Federal and provincial first ministers met last Thursday, February 4, in Ottawa to conclude a new accord on the social union. As part of the deal, the federal government promised more funding to health care. But while the media have hailed the accord, there remain a number of concerns for CUPE members.
“If it were a bargaining situation, it would be like gaining a one per cent wage hike after years of clawbacks, without making any progress on the job security language. But in this case, the negotiations were among the employers, leaving the workers - and the public - on the outside, looking in,” said National President Judy Darcy.
Nothing in the agreement prevents the continuing privatization of health care through increasing reliance on home care programs, programs not protected under the Canada Health Act.
And while there is the prospect of increased funding for health care, the amount to be restored is far less than the amount that has been cut. Speculation varies from a $2.5 billion one-time payment to a $6.5 billion increase over three years. But since the introduction of the CHST in 1996, $16 billion has been cut from transfer payments to the provinces. This year’s federal transfers for health, post-secondary education and social assistance total less than $12 billion, down from $19 billion the year the Liberals took office.

◆ **PROBLEMS AND TASKS**:
• 1. Sum up the article on the social union accord in two sentences.
• 2. Repeat the article on the social union accord word for word, from "Nothing in the" to "Canada Health Act.".
• 3. Go on with the article on the social union accord from where it stops.

◆ **Structured page parsing data**:
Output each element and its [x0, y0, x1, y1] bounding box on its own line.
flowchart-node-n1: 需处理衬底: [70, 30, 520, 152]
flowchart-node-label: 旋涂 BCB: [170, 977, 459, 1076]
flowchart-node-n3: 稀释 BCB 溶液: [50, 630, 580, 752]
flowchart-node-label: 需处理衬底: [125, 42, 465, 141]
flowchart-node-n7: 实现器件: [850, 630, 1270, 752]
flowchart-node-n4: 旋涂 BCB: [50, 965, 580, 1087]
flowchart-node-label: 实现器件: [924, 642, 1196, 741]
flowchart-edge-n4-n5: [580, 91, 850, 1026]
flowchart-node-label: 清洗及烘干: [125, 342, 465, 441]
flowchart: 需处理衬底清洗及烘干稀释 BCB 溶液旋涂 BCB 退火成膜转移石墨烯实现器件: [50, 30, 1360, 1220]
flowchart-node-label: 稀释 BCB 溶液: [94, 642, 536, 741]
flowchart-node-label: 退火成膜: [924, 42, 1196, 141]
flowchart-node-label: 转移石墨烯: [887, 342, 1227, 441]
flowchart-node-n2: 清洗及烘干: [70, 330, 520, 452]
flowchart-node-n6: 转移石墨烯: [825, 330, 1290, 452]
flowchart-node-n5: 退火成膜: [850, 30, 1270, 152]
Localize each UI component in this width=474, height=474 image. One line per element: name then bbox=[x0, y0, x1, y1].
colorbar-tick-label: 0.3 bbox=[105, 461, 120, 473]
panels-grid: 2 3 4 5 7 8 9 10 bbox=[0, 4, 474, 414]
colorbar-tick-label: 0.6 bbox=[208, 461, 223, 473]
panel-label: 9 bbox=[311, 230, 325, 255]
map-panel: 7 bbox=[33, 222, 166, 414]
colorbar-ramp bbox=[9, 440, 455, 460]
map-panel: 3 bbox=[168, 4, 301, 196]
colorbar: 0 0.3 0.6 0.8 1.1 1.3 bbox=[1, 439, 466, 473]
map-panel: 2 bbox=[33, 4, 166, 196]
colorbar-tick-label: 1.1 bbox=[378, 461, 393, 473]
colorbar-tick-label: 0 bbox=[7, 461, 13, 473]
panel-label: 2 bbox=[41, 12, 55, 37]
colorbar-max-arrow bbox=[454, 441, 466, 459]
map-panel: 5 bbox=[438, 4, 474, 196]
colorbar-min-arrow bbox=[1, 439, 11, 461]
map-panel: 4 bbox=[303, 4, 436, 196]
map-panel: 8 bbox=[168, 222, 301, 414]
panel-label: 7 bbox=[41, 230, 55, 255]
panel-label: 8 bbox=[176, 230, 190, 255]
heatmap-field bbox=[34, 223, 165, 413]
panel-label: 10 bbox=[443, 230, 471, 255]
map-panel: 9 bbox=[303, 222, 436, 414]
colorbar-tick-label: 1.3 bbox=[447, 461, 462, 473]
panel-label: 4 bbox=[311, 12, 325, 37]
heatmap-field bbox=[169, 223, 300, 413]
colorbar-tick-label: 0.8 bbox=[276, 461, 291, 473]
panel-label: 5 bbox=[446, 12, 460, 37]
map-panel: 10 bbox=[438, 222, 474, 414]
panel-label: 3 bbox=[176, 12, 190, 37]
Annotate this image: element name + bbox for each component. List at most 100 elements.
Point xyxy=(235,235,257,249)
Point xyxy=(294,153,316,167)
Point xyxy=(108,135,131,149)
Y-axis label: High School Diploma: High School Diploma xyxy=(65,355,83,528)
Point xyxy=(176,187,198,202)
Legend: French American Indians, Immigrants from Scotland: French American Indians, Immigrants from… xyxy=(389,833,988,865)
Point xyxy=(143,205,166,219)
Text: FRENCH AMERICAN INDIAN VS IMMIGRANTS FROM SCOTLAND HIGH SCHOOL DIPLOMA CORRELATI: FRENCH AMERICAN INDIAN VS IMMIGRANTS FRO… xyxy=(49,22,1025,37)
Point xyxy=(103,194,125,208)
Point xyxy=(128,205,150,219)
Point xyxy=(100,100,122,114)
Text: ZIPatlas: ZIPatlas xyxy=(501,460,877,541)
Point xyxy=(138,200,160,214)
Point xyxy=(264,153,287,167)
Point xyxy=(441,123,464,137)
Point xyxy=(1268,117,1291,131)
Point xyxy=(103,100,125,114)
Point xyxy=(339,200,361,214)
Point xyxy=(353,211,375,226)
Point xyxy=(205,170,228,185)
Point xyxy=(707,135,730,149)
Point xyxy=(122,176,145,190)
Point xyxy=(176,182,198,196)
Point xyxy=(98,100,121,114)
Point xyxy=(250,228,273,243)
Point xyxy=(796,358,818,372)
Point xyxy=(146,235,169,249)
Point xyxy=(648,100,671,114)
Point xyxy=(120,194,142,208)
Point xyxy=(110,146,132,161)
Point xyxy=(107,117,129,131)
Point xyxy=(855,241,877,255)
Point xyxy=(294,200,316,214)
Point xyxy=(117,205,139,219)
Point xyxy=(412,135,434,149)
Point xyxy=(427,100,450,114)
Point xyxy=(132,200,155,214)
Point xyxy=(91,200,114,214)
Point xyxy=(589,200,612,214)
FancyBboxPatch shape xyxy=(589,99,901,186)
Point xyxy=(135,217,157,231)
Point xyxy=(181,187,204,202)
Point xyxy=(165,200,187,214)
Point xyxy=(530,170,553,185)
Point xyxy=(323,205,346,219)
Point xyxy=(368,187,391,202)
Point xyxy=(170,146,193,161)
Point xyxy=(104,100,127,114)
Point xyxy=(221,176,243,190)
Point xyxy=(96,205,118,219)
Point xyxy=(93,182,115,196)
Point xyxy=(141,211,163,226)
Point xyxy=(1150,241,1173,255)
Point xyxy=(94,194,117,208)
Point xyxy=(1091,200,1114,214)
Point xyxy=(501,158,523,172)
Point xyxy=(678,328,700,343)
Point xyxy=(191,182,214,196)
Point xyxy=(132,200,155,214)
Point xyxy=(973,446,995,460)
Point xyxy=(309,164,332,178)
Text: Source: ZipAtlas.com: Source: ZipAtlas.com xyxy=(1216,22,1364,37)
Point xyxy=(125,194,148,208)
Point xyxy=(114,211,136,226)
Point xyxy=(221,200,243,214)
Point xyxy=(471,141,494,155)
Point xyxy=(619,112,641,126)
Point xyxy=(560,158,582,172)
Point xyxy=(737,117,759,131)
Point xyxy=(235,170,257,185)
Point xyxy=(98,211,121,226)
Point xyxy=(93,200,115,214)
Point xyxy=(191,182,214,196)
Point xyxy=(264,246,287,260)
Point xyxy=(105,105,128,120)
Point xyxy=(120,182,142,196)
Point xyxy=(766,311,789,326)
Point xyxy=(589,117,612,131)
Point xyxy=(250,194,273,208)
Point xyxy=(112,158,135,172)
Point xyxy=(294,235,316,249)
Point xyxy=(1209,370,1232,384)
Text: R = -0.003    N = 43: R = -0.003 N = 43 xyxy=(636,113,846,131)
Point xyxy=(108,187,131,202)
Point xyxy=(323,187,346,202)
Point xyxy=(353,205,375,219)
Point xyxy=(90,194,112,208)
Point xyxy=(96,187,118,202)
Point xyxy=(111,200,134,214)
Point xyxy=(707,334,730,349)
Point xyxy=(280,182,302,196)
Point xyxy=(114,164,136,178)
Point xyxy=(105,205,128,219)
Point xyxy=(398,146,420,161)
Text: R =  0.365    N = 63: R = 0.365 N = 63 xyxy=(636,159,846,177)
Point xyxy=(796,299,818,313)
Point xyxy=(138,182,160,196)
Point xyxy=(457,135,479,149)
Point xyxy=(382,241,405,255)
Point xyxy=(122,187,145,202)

◆ **ACTIVITY ANSWERS**:
• 1. Federal and provincial first ministers met in Ottawa on February 4 to conclude a new social union accord, with the federal government promising more health care funding. CUPE members still have concerns, because nothing in the deal stops health care privatization through home care, and the money to be restored is far less than the $16 billion cut from transfers since 1996.

• 2.
Nothing in the agreement prevents the continuing privatization of health care through increasing reliance on home care programs, programs not protected under the Canada Health Act.

• 3.
Nor is there any mention of increased funding for post-secondary education or social assistance despite the deep cuts to federal transfers for these programs over the past decade.
Many of the details of the accord remain fuzzy and a lot of the “contract language” is very general. So it may be some time before it’s clear how objectives of social programs will be set and disputes will be settled. While the contents of the accord are disappointing, the results are hardly surprising. As the premiers and prime minister - eleven white men in suits - emerged from behind closed doors to announce their agreement, we were again reminded that there has been no consultation or public debate about the accord.